Collected data entries
========
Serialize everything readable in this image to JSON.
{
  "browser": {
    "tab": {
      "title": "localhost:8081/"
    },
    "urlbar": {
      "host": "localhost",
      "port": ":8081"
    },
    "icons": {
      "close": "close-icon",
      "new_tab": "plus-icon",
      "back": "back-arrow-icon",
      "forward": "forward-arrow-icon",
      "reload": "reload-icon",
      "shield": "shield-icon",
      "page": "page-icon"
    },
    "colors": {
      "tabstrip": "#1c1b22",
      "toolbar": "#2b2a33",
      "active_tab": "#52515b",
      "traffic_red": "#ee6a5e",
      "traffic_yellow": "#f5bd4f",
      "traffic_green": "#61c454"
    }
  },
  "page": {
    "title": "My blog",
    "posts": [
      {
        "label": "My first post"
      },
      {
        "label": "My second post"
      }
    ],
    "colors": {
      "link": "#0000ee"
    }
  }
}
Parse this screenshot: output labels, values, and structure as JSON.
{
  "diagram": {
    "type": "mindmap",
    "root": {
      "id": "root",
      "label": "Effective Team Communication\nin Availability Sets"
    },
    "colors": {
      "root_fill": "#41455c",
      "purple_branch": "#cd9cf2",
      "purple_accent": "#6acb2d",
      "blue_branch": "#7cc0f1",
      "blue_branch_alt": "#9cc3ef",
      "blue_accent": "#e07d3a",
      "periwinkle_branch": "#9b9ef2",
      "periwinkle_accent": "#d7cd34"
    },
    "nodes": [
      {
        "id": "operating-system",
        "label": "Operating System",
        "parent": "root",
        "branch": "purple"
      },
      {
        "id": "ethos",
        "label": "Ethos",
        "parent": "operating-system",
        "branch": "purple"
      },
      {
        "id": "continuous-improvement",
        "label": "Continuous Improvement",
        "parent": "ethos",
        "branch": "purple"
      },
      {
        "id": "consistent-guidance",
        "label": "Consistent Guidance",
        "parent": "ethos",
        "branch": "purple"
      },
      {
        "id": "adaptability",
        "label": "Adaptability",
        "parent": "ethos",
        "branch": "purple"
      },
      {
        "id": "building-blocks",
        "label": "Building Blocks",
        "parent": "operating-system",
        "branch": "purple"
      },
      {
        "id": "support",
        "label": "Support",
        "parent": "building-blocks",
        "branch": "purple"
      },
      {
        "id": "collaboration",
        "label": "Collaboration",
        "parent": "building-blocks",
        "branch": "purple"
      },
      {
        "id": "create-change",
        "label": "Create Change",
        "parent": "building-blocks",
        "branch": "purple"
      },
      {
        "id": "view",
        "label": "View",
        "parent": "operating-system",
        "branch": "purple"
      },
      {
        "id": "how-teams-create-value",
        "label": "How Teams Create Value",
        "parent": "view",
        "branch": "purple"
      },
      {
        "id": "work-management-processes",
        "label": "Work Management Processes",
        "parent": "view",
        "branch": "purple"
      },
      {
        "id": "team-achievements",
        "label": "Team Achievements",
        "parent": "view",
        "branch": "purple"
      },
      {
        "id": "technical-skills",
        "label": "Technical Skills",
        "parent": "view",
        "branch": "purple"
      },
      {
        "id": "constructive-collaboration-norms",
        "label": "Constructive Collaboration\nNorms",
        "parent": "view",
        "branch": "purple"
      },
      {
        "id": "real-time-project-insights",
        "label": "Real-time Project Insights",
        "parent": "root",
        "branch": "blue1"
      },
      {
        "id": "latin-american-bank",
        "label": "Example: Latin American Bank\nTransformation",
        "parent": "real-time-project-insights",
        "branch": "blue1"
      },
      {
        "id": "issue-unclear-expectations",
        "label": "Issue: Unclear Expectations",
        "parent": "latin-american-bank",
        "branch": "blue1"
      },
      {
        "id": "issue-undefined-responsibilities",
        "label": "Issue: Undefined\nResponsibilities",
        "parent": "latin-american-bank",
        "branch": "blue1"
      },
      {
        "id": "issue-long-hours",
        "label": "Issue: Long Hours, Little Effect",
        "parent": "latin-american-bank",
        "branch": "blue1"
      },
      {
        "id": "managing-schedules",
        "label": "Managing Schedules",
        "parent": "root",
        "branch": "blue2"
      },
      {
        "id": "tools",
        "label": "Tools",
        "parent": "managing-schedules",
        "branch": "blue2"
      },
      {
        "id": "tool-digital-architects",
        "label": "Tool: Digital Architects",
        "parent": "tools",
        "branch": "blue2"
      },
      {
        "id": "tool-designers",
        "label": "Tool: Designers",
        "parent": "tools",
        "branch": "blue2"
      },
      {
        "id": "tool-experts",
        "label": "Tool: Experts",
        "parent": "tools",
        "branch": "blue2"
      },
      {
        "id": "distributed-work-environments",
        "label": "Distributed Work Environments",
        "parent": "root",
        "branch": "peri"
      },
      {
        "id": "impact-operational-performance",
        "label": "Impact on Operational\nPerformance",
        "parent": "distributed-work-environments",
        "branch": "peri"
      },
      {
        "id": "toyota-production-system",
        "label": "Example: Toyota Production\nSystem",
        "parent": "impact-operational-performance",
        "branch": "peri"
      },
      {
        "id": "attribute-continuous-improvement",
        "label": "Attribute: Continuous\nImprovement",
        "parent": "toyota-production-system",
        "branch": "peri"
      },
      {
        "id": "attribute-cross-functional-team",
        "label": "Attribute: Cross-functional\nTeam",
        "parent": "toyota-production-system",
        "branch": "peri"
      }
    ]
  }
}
========
BRIEF —
Count each line with "arrow" in it and report that figure by itself.

SOLUTION TO THIS PROBLEM —
2